═════ ENTRIES ═════

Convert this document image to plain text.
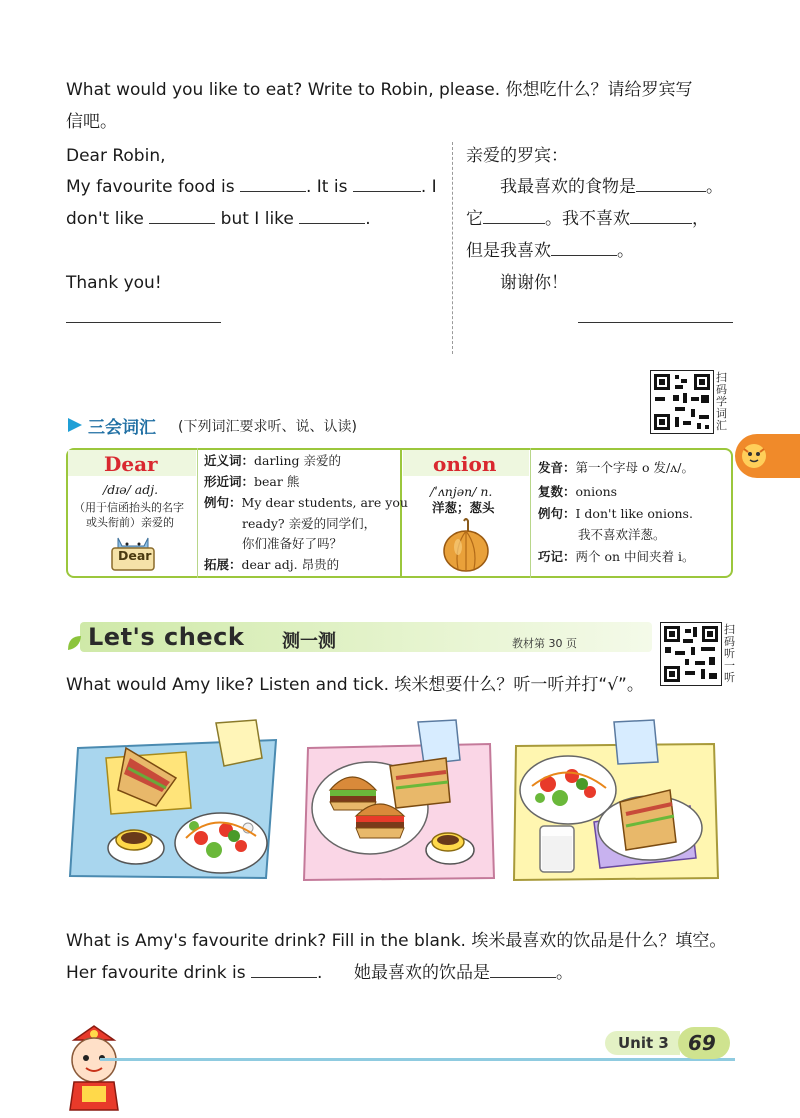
What would you like to eat? Write to Robin, please. 你想吃什么？请给罗宾写
信吧。
Dear Robin,
My favourite food is	. It is	. I
don't like	but I like	.
Thank you!
亲爱的罗宾：
我最喜欢的食物是	。
它	。我不喜欢	，
但是我喜欢	。
谢谢你！
三会词汇 (下列词汇要求听、说、认读)
扫码学词汇
Dear
/dɪə/ adj.
（用于信函抬头的名字
或头衔前）亲爱的
Dear
近义词：darling 亲爱的
形近词：bear 熊
例句：My dear students, are you
ready? 亲爱的同学们，
你们准备好了吗？
拓展：dear adj. 昂贵的
onion
/ˈʌnjən/ n.
洋葱；葱头
发音：第一个字母 o 发/ʌ/。
复数：onions
例句：I don't like onions.
我不喜欢洋葱。
巧记：两个 on 中间夹着 i。
Let's check 测一测	教材第 30 页
扫码听一听
What would Amy like? Listen and tick. 埃米想要什么？听一听并打“√”。
What is Amy's favourite drink? Fill in the blank. 埃米最喜欢的饮品是什么？填空。
Her favourite drink is	. 她最喜欢的饮品是	。
Unit 3 69
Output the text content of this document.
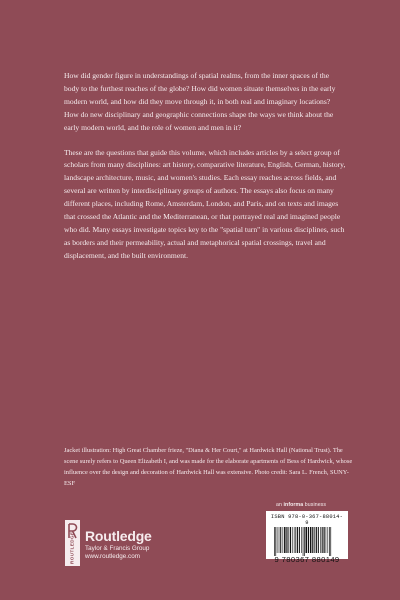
How did gender figure in understandings of spatial realms, from the inner spaces of the body to the furthest reaches of the globe? How did women situate themselves in the early modern world, and how did they move through it, in both real and imaginary locations? How do new disciplinary and geographic connections shape the ways we think about the early modern world, and the role of women and men in it?

These are the questions that guide this volume, which includes articles by a select group of scholars from many disciplines: art history, comparative literature, English, German, history, landscape architecture, music, and women's studies. Each essay reaches across fields, and several are written by interdisciplinary groups of authors. The essays also focus on many different places, including Rome, Amsterdam, London, and Paris, and on texts and images that crossed the Atlantic and the Mediterranean, or that portrayed real and imagined people who did. Many essays investigate topics key to the "spatial turn" in various disciplines, such as borders and their permeability, actual and metaphorical spatial crossings, travel and displacement, and the built environment.

Jacket illustration: High Great Chamber frieze, "Diana & Her Court," at Hardwick Hall (National Trust). The scene surely refers to Queen Elizabeth I, and was made for the elaborate apartments of Bess of Hardwick, whose influence over the design and decoration of Hardwick Hall was extensive. Photo credit: Sara L. French, SUNY-ESF
an informa business
ISBN 978-0-367-88014-9
9 780367 880149
ROUTLEDGE Routledge
Taylor & Francis Group
www.routledge.com
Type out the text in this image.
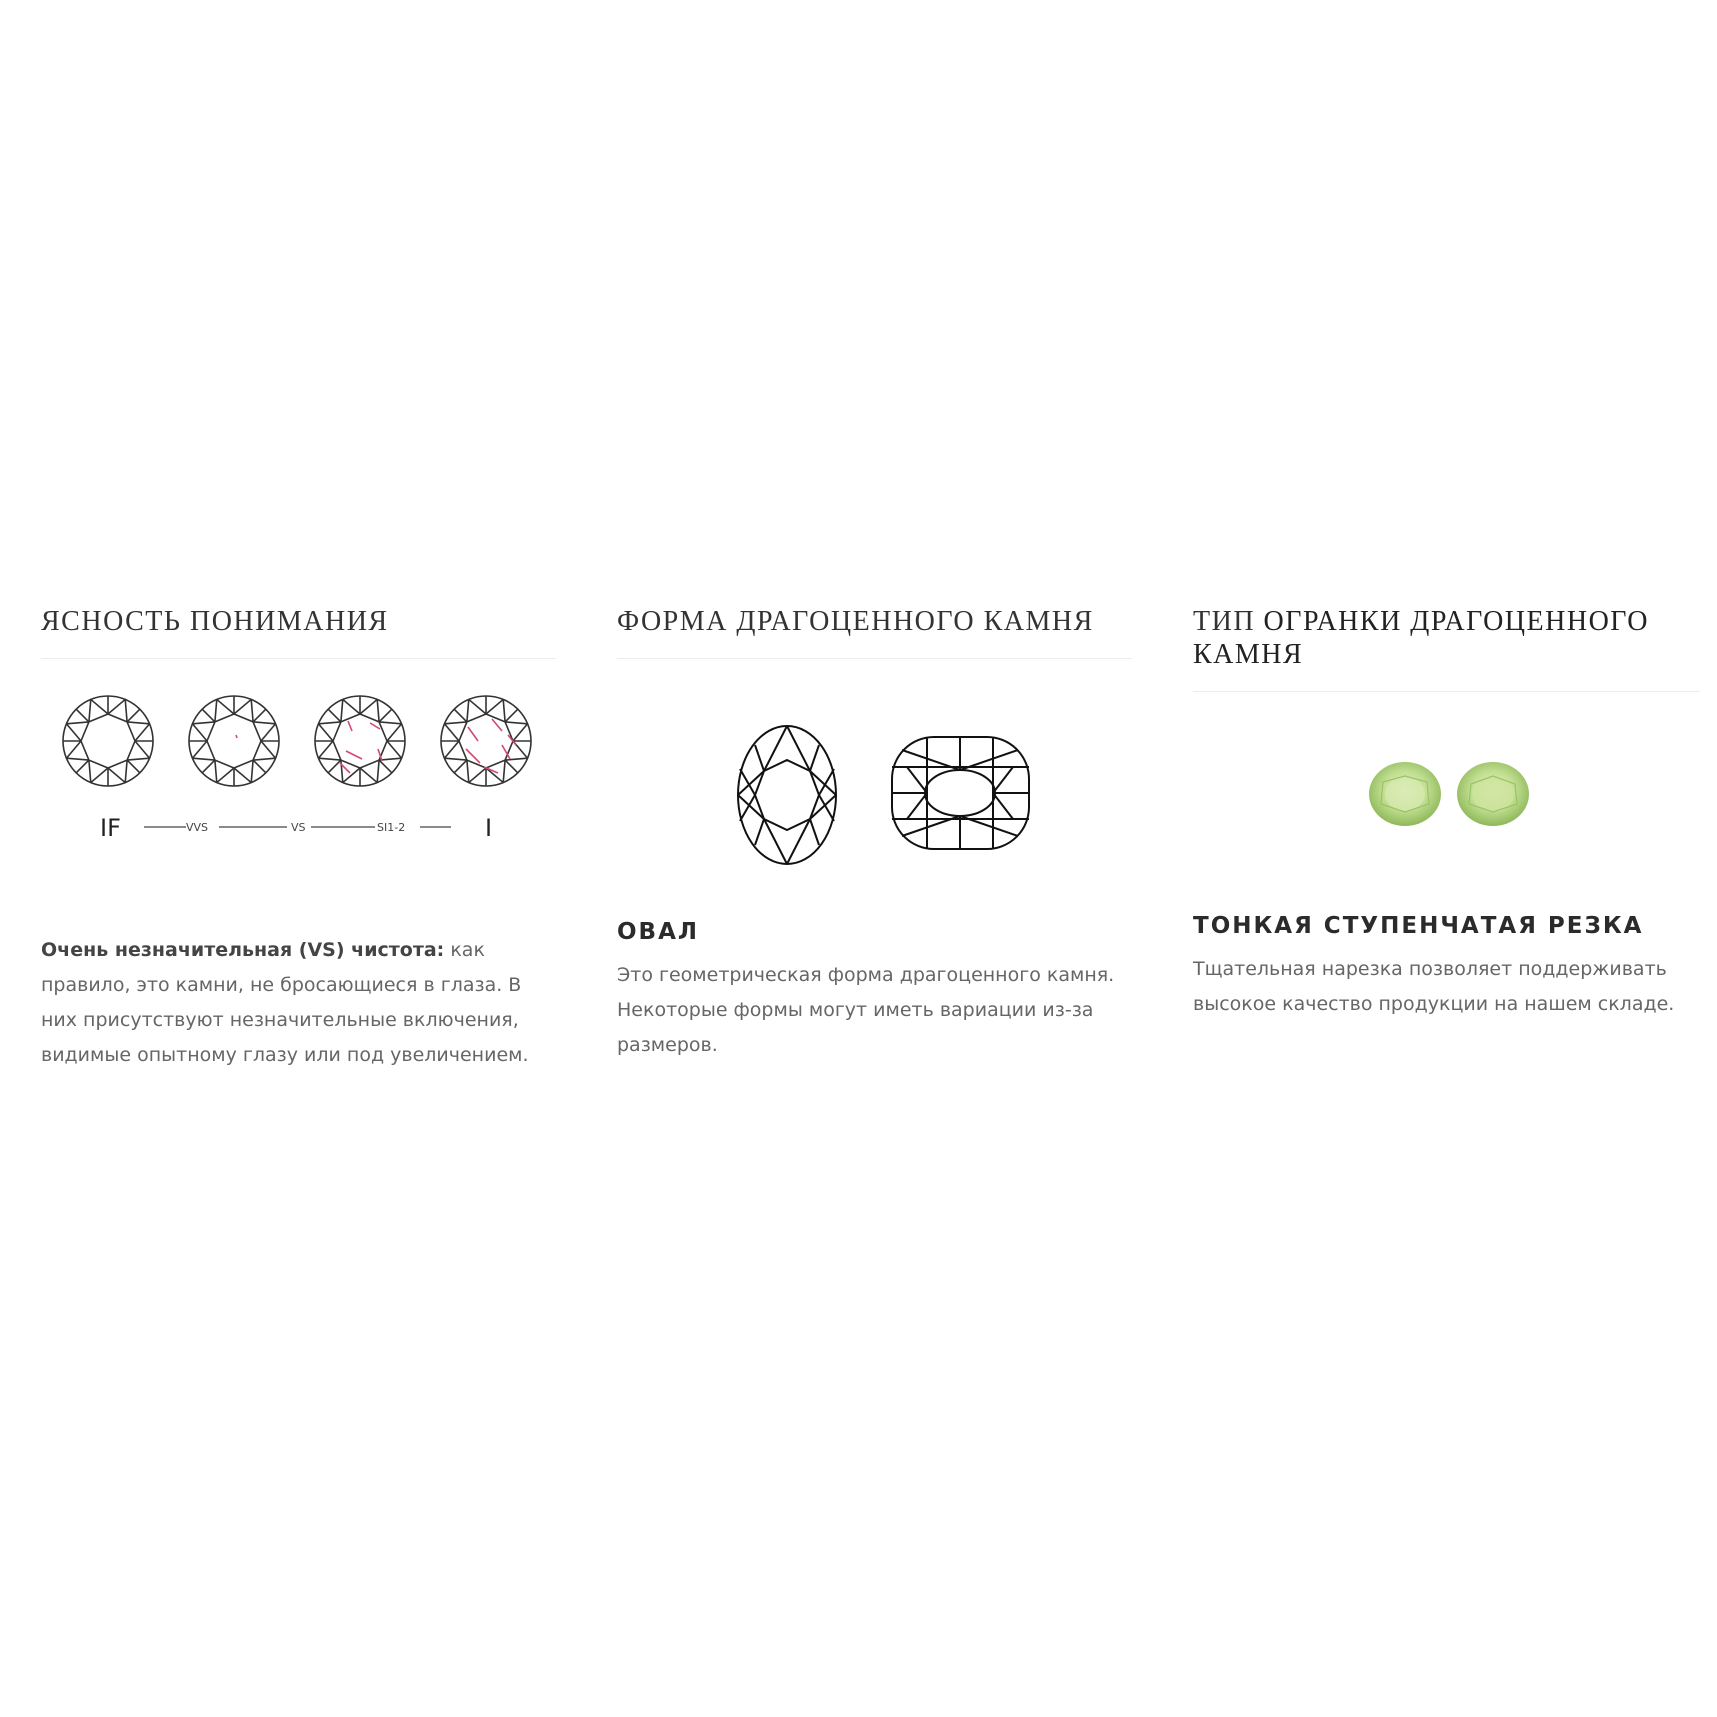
ЯСНОСТЬ ПОНИМАНИЯ
IF	VVS	VS	SI1-2	I

Очень незначительная (VS) чистота: как правило, это камни, не бросающиеся в глаза. В них присутствуют незначительные включения, видимые опытному глазу или под увеличением.

ФОРМА ДРАГОЦЕННОГО КАМНЯ
ОВАЛ

Это геометрическая форма драгоценного камня. Некоторые формы могут иметь вариации из-за размеров.

ТИП ОГРАНКИ ДРАГОЦЕННОГО КАМНЯ
ТОНКАЯ СТУПЕНЧАТАЯ РЕЗКА

Тщательная нарезка позволяет поддерживать высокое качество продукции на нашем складе.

═════

_SET TASK_: Look through the material and copy each line that has "like".

_SOLUTION TO THE PROBLEM_:
What would you like to eat? Write to Robin, please. 你想吃什么？请给罗宾写
don't like	but I like	.
例句：I don't like onions.
What would Amy like? Listen and tick. 埃米想要什么？听一听并打“√”。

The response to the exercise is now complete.